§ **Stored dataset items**
==*==

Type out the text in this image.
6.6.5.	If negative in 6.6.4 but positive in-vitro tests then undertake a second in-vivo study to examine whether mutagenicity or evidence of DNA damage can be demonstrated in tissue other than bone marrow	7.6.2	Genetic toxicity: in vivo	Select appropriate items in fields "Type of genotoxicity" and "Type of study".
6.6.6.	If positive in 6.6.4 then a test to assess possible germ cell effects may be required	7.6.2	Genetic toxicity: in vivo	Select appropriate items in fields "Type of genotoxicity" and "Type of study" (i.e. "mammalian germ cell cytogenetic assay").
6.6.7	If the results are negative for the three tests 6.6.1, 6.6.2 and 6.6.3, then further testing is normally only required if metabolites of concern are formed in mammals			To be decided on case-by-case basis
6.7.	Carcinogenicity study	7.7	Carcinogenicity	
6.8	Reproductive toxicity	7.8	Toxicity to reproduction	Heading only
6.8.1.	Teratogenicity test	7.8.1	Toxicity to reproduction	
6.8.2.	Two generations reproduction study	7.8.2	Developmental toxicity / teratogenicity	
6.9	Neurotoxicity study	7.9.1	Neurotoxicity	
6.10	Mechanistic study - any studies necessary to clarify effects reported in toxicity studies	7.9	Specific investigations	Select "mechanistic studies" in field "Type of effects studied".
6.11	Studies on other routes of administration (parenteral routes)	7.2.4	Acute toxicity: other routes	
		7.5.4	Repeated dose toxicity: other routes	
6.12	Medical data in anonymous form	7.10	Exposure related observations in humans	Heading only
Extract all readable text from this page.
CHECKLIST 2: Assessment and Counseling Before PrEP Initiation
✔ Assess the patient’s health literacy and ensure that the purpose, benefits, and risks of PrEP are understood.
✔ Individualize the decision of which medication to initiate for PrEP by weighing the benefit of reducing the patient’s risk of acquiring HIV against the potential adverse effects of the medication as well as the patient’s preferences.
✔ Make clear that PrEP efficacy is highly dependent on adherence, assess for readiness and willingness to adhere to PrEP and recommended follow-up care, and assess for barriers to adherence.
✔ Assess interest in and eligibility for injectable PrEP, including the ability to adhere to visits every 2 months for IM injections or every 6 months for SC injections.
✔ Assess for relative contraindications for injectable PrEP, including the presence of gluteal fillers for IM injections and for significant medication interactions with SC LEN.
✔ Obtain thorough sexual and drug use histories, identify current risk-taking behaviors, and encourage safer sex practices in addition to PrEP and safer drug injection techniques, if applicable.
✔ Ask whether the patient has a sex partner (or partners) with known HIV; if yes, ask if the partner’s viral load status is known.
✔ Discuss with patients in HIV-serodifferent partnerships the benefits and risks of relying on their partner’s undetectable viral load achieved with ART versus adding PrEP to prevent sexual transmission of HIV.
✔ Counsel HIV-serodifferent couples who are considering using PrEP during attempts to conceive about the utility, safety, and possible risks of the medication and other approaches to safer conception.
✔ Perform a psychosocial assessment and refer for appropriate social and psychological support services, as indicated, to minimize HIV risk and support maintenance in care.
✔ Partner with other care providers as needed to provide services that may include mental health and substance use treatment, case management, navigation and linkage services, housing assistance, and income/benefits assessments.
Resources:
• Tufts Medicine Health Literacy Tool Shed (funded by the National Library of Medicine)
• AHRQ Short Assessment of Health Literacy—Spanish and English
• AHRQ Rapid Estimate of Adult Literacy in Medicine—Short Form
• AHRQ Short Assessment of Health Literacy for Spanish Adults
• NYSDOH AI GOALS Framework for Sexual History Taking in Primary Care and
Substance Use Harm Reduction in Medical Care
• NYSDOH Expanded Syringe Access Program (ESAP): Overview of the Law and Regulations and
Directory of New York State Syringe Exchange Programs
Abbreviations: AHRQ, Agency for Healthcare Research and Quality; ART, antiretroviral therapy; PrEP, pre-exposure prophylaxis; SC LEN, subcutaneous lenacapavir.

==*==

§ **Task to carry out**
Say how many lines of the entries hold the string "Medical". Nothing but the number should be given.

§ **Result for this exercise**
2